• TASK TO COMPLETE: Select the lines that hold the word "Number" and copy each one.

[Extracts from a graphics dataset]
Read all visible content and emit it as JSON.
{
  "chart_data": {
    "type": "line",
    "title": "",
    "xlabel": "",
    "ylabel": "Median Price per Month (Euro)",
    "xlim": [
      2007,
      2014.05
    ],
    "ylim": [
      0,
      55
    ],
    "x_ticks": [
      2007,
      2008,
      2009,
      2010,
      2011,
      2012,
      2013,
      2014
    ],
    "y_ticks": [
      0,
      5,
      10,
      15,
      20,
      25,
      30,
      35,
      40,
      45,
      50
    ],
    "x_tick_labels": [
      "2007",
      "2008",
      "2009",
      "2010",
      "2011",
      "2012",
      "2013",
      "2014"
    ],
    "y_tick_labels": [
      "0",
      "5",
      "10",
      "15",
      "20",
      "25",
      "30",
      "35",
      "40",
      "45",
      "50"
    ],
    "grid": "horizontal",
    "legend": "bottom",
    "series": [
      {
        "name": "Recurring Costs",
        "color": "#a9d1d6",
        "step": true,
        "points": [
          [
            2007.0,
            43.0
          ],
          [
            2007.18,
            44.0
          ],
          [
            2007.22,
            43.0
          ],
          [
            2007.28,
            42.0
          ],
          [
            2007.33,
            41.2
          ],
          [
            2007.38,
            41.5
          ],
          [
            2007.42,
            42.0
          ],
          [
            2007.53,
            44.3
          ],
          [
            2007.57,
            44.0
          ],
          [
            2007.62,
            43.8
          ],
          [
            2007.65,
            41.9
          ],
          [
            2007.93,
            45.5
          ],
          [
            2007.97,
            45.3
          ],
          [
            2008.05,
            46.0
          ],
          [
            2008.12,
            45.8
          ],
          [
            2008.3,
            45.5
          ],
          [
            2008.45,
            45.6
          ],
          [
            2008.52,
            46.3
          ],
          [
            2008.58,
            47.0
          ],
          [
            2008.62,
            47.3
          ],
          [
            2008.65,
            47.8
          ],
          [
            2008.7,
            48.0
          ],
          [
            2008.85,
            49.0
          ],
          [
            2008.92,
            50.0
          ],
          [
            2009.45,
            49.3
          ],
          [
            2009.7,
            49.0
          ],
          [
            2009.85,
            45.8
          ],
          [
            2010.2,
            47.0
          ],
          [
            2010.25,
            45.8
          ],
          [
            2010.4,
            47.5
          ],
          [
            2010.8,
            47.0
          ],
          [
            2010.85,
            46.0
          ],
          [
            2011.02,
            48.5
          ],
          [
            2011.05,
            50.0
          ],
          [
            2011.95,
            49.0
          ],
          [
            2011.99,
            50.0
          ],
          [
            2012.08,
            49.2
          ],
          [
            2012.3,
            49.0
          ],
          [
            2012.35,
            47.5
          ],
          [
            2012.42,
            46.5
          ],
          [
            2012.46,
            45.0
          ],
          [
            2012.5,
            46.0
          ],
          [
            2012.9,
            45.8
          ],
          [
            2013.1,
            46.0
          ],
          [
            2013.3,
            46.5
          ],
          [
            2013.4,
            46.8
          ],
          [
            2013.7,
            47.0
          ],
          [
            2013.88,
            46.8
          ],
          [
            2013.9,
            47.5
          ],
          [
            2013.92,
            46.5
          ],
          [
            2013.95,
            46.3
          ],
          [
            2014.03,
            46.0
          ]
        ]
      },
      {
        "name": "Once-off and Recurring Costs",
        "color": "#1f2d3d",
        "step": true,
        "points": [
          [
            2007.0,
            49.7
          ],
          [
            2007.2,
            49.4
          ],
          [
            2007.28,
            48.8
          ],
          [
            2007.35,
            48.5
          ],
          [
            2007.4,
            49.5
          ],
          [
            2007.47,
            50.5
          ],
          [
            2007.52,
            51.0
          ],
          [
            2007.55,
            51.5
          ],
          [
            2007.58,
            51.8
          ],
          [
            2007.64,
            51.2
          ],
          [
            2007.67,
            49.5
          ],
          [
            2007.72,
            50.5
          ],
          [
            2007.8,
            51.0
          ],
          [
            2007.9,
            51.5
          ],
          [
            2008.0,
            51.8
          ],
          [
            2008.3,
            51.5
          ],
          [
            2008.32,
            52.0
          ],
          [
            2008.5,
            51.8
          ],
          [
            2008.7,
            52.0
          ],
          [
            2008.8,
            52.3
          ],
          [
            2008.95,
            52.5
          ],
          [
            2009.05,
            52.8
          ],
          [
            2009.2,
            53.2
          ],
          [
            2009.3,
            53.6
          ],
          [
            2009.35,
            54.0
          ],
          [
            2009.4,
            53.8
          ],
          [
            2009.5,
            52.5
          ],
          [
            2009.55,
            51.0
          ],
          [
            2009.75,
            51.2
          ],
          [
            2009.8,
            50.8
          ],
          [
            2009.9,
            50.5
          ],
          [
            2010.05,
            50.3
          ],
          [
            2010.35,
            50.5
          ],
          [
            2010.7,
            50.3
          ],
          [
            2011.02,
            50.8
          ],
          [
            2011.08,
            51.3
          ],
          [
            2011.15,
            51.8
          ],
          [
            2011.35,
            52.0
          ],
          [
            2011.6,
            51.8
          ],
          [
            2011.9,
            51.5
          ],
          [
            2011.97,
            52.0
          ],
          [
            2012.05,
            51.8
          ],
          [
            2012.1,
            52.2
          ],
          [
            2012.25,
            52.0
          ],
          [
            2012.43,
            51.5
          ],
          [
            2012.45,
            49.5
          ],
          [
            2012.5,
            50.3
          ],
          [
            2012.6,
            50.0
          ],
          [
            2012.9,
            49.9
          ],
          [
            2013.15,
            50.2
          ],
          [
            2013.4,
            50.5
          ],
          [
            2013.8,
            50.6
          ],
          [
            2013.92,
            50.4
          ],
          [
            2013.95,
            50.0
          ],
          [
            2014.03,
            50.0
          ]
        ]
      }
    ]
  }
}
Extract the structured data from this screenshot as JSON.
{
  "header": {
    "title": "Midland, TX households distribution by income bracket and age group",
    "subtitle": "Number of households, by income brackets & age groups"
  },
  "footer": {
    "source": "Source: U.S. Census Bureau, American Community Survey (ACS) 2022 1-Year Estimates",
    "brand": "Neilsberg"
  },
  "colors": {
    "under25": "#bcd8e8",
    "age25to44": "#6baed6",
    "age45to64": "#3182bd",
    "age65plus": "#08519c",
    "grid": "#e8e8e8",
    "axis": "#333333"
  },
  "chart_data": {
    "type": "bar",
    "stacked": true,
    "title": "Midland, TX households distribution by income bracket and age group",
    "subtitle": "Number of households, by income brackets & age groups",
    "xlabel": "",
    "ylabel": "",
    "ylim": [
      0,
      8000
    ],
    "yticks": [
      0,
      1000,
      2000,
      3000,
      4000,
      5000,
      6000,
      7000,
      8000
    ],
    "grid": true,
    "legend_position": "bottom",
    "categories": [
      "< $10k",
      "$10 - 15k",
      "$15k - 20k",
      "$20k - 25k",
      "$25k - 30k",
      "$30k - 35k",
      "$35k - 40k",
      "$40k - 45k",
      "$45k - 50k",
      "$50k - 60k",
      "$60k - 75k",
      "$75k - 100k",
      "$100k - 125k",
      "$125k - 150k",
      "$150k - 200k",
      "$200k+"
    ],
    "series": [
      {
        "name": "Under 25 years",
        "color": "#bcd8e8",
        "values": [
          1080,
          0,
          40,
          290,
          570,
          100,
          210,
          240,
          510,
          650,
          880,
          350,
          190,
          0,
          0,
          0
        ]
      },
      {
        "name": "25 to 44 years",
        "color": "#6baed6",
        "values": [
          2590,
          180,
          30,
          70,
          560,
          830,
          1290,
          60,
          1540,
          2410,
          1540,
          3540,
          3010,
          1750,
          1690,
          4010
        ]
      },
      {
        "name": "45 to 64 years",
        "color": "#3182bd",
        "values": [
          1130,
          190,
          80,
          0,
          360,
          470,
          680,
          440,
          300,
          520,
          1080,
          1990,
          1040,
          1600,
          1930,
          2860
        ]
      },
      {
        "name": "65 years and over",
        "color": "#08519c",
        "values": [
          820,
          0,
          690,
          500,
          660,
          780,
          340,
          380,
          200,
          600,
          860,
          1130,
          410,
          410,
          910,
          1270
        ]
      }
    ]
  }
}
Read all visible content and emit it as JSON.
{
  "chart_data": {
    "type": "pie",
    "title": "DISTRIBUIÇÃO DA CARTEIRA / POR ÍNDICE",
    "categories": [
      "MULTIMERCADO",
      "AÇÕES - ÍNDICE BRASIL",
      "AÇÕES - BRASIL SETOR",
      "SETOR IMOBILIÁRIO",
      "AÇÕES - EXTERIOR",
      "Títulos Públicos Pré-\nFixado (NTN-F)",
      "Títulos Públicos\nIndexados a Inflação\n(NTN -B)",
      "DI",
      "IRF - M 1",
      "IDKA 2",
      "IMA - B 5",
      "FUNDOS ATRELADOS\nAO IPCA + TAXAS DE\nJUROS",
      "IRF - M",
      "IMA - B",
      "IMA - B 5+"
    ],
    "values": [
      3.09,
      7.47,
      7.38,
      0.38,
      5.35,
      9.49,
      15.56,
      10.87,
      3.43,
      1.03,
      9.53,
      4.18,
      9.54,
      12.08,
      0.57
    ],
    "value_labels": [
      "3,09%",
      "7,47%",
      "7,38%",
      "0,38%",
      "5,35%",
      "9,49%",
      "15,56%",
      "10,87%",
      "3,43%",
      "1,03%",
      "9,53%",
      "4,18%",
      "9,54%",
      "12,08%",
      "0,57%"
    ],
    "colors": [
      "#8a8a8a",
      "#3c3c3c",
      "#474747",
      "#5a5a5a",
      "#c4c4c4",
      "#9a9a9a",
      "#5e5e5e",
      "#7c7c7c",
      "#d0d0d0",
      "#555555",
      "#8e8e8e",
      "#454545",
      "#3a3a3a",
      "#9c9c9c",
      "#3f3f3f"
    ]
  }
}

• OUTPUT OF THE TASK:
    "subtitle": "Number of households, by income brackets & age groups"
    "subtitle": "Number of households, by income brackets & age groups",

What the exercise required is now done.